Task prompt: Return the listing below in full, with every line exactly as it is.

(Stored data entries)
━━━━━━

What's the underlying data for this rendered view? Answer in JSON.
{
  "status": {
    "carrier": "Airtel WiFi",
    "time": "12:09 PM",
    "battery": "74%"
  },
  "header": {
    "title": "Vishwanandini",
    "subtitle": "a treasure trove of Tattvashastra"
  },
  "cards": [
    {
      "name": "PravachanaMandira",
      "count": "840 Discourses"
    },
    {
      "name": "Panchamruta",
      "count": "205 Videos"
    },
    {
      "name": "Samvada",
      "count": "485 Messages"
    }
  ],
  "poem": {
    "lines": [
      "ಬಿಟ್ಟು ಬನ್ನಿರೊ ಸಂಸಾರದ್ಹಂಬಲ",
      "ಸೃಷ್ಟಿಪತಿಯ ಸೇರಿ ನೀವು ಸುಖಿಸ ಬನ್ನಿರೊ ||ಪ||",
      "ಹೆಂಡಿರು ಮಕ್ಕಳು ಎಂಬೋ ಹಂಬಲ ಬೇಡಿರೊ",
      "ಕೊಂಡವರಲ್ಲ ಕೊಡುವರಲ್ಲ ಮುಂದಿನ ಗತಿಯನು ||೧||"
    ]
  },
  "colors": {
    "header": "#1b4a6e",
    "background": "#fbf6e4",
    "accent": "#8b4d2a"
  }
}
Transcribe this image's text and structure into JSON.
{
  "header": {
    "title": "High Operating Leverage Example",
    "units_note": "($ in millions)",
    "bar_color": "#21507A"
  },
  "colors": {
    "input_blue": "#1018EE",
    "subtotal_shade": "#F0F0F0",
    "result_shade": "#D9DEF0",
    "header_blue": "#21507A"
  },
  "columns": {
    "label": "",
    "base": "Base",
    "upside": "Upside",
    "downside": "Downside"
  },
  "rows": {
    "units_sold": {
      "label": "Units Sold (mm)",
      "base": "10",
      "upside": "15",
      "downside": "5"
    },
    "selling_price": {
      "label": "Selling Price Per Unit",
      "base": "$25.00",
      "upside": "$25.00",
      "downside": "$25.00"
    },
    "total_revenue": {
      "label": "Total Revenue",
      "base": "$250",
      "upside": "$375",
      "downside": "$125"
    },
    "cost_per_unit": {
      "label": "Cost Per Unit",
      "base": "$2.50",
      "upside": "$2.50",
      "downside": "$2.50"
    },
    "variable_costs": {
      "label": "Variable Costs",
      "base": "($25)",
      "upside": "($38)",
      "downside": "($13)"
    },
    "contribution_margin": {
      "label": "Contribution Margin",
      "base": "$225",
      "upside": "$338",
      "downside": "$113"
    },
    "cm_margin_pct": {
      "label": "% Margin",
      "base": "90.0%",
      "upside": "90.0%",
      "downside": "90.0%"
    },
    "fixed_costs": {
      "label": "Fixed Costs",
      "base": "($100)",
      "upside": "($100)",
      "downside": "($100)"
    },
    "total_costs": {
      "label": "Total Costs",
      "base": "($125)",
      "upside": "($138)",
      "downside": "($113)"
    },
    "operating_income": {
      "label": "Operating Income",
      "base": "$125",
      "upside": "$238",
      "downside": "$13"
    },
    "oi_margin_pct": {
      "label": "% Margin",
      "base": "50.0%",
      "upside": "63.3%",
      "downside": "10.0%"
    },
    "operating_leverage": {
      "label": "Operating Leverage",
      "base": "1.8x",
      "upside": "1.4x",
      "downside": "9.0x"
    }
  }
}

━━━━━━

Correct response:
What's the underlying data for this rendered view? Answer in JSON.
{
  "status": {
    "carrier": "Airtel WiFi",
    "time": "12:09 PM",
    "battery": "74%"
  },
  "header": {
    "title": "Vishwanandini",
    "subtitle": "a treasure trove of Tattvashastra"
  },
  "cards": [
    {
      "name": "PravachanaMandira",
      "count": "840 Discourses"
    },
    {
      "name": "Panchamruta",
      "count": "205 Videos"
    },
    {
      "name": "Samvada",
      "count": "485 Messages"
    }
  ],
  "poem": {
    "lines": [
      "ಬಿಟ್ಟು ಬನ್ನಿರೊ ಸಂಸಾರದ್ಹಂಬಲ",
      "ಸೃಷ್ಟಿಪತಿಯ ಸೇರಿ ನೀವು ಸುಖಿಸ ಬನ್ನಿರೊ ||ಪ||",
      "ಹೆಂಡಿರು ಮಕ್ಕಳು ಎಂಬೋ ಹಂಬಲ ಬೇಡಿರೊ",
      "ಕೊಂಡವರಲ್ಲ ಕೊಡುವರಲ್ಲ ಮುಂದಿನ ಗತಿಯನು ||೧||"
    ]
  },
  "colors": {
    "header": "#1b4a6e",
    "background": "#fbf6e4",
    "accent": "#8b4d2a"
  }
}
Transcribe this image's text and structure into JSON.
{
  "header": {
    "title": "High Operating Leverage Example",
    "units_note": "($ in millions)",
    "bar_color": "#21507A"
  },
  "colors": {
    "input_blue": "#1018EE",
    "subtotal_shade": "#F0F0F0",
    "result_shade": "#D9DEF0",
    "header_blue": "#21507A"
  },
  "columns": {
    "label": "",
    "base": "Base",
    "upside": "Upside",
    "downside": "Downside"
  },
  "rows": {
    "units_sold": {
      "label": "Units Sold (mm)",
      "base": "10",
      "upside": "15",
      "downside": "5"
    },
    "selling_price": {
      "label": "Selling Price Per Unit",
      "base": "$25.00",
      "upside": "$25.00",
      "downside": "$25.00"
    },
    "total_revenue": {
      "label": "Total Revenue",
      "base": "$250",
      "upside": "$375",
      "downside": "$125"
    },
    "cost_per_unit": {
      "label": "Cost Per Unit",
      "base": "$2.50",
      "upside": "$2.50",
      "downside": "$2.50"
    },
    "variable_costs": {
      "label": "Variable Costs",
      "base": "($25)",
      "upside": "($38)",
      "downside": "($13)"
    },
    "contribution_margin": {
      "label": "Contribution Margin",
      "base": "$225",
      "upside": "$338",
      "downside": "$113"
    },
    "cm_margin_pct": {
      "label": "% Margin",
      "base": "90.0%",
      "upside": "90.0%",
      "downside": "90.0%"
    },
    "fixed_costs": {
      "label": "Fixed Costs",
      "base": "($100)",
      "upside": "($100)",
      "downside": "($100)"
    },
    "total_costs": {
      "label": "Total Costs",
      "base": "($125)",
      "upside": "($138)",
      "downside": "($113)"
    },
    "operating_income": {
      "label": "Operating Income",
      "base": "$125",
      "upside": "$238",
      "downside": "$13"
    },
    "oi_margin_pct": {
      "label": "% Margin",
      "base": "50.0%",
      "upside": "63.3%",
      "downside": "10.0%"
    },
    "operating_leverage": {
      "label": "Operating Leverage",
      "base": "1.8x",
      "upside": "1.4x",
      "downside": "9.0x"
    }
  }
}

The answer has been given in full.